-- Exercise objective --
Search the material for "contributors" and show all lines that contain it.

Figure dataset records:
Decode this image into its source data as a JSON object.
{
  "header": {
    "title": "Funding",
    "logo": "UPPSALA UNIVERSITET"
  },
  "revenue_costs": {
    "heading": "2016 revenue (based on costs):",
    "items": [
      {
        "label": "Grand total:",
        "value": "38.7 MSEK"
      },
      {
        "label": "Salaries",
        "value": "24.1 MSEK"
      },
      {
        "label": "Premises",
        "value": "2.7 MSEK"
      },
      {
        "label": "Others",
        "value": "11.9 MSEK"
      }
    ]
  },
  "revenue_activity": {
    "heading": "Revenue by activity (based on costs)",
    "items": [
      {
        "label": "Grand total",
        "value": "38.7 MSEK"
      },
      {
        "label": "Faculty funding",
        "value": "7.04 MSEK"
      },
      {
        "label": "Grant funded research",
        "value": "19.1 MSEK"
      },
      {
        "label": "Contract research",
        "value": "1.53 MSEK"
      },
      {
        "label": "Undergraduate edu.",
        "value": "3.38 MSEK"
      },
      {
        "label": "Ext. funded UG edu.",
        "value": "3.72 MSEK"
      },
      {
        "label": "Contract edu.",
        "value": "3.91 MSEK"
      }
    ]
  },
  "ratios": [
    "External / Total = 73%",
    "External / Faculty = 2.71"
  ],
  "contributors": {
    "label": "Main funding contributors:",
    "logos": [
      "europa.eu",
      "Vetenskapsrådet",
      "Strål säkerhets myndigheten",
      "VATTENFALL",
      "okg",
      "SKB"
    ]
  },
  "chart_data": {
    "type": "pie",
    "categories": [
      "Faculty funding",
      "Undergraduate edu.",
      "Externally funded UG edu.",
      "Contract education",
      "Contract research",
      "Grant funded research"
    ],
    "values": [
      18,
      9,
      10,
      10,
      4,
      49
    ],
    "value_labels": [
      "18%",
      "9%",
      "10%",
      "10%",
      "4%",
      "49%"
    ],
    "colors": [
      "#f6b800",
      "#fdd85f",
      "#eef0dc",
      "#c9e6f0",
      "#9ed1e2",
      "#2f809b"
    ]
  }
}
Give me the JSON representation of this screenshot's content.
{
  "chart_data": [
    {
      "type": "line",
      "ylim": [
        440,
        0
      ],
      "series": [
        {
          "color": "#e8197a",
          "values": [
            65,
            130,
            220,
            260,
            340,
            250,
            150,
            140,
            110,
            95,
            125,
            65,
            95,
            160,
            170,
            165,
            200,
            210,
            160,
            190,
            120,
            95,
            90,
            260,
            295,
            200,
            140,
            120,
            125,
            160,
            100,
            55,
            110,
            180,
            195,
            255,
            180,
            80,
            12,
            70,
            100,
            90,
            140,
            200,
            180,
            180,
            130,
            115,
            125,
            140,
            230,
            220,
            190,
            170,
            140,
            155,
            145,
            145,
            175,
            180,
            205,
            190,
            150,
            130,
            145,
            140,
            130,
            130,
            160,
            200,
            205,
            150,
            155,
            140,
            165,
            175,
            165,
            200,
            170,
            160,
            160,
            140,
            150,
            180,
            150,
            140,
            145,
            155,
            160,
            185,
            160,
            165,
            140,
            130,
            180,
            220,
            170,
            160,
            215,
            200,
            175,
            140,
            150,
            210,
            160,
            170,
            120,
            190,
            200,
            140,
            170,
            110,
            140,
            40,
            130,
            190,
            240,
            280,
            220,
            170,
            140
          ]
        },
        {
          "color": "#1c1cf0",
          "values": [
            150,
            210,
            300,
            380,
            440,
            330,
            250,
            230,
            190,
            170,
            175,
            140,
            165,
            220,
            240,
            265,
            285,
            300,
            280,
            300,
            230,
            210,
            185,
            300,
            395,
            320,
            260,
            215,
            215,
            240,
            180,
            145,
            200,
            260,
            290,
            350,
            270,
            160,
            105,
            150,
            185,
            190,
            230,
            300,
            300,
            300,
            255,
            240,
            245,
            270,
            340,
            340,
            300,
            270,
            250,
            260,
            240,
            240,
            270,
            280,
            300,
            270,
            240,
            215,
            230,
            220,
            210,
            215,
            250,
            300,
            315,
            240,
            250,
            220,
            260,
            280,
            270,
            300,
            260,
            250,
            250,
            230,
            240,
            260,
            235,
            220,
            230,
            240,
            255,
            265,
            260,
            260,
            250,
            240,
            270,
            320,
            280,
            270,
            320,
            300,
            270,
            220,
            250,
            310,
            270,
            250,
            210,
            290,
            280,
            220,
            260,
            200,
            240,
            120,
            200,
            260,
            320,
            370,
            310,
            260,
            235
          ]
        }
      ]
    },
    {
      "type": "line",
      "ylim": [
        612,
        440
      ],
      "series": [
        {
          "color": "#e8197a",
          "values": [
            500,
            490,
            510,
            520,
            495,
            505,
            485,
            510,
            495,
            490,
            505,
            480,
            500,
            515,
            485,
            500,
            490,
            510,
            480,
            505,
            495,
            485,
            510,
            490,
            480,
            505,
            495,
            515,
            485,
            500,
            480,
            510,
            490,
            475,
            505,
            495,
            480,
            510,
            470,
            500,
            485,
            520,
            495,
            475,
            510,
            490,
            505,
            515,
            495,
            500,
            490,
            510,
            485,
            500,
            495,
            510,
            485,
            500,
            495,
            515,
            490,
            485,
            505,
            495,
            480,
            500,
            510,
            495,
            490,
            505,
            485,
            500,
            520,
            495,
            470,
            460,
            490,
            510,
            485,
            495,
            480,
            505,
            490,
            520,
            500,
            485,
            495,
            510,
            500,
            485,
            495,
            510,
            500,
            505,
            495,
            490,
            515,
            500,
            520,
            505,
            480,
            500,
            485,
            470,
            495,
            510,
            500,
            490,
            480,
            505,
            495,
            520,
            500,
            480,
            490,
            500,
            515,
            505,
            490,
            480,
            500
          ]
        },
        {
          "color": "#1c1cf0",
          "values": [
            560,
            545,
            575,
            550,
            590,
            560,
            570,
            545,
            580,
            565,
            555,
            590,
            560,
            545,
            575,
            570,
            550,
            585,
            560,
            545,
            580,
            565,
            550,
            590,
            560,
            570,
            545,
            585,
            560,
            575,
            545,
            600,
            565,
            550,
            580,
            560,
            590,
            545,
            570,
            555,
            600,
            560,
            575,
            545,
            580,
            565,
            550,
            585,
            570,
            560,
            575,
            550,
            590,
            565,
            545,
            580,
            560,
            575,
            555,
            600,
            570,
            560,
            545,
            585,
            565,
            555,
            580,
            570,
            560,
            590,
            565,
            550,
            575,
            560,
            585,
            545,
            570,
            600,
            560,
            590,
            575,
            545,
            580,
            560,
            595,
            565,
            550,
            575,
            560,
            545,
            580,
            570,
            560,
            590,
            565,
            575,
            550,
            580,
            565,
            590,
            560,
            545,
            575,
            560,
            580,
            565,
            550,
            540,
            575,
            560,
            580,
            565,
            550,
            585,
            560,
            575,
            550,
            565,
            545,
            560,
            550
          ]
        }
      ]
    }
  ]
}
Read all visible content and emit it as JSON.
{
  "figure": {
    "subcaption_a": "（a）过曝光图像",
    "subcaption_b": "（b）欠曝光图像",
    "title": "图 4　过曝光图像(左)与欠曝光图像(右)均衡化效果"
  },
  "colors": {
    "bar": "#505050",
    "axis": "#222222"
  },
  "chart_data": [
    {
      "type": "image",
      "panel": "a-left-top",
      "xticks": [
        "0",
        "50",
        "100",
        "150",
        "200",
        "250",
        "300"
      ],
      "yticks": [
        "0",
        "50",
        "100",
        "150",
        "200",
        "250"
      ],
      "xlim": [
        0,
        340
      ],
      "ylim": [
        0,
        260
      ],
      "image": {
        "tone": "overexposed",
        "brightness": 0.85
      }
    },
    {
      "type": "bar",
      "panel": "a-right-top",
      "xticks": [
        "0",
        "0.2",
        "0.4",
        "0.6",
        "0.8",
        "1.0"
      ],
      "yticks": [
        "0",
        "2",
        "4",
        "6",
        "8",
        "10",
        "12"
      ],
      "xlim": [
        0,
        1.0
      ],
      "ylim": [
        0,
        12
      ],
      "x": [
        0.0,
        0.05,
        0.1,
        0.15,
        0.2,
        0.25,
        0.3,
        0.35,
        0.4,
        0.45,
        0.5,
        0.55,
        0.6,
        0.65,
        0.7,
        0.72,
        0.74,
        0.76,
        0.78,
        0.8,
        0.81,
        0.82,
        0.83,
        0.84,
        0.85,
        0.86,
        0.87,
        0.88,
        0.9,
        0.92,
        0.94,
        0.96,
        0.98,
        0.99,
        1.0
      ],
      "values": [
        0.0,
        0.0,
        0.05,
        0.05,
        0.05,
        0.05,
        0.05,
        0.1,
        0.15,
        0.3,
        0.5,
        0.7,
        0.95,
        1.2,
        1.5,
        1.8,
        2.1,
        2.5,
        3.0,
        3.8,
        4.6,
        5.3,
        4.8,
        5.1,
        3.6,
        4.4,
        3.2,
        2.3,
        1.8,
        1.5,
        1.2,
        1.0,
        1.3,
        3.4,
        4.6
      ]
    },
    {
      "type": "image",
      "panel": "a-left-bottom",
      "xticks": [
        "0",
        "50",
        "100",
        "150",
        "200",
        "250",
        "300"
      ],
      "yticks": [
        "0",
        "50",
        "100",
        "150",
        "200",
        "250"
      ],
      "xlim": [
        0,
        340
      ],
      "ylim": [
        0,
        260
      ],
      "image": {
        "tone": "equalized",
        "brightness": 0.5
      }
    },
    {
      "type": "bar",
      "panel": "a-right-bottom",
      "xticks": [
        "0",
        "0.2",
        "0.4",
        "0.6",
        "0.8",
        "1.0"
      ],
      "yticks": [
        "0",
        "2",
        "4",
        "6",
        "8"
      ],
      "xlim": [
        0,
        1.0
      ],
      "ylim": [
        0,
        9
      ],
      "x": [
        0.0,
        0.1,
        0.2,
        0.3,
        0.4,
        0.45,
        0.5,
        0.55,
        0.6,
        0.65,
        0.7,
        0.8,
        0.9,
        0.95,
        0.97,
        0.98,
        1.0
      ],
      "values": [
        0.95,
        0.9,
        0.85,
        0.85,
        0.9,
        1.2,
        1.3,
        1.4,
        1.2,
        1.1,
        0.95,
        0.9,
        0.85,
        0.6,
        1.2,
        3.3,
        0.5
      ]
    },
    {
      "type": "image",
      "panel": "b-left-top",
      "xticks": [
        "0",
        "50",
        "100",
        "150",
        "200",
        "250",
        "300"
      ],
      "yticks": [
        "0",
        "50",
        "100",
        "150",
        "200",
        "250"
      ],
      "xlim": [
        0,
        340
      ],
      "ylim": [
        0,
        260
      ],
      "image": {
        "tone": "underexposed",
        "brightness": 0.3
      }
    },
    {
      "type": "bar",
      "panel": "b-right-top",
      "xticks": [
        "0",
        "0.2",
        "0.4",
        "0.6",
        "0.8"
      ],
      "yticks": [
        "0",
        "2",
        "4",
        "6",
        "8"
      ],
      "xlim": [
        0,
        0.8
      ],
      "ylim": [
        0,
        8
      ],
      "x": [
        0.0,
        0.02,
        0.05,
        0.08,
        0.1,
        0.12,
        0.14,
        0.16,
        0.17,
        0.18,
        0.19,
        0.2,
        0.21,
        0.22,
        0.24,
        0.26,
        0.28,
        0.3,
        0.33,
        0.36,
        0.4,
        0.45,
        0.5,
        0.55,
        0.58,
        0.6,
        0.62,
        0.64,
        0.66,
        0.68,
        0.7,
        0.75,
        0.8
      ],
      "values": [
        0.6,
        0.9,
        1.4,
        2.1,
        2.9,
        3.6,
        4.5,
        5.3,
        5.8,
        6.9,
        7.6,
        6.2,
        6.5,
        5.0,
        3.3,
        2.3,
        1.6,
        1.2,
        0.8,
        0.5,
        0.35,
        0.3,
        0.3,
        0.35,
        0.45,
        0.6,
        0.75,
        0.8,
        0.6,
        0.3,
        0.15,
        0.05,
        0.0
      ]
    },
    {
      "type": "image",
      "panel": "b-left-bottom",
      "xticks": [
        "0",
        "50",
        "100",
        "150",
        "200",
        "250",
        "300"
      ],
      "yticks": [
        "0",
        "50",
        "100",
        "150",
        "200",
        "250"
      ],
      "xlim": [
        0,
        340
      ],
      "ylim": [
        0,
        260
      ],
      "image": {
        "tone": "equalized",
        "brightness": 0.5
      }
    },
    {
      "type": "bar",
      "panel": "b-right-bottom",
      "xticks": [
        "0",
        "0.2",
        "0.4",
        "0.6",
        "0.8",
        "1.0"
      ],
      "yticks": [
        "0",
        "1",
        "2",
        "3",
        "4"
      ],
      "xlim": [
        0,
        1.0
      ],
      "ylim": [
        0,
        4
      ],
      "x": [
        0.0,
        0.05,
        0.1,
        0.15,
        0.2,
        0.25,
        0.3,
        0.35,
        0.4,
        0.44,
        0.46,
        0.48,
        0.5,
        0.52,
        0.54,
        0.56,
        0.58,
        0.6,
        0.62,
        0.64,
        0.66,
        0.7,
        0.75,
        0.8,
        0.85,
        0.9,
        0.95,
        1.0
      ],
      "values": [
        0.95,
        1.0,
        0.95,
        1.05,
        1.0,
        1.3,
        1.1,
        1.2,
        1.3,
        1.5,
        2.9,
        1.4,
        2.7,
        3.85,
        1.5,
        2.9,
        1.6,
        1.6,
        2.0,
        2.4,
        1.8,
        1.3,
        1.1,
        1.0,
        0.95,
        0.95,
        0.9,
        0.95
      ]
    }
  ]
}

-- Result --
  "contributors": {
    "label": "Main funding contributors:",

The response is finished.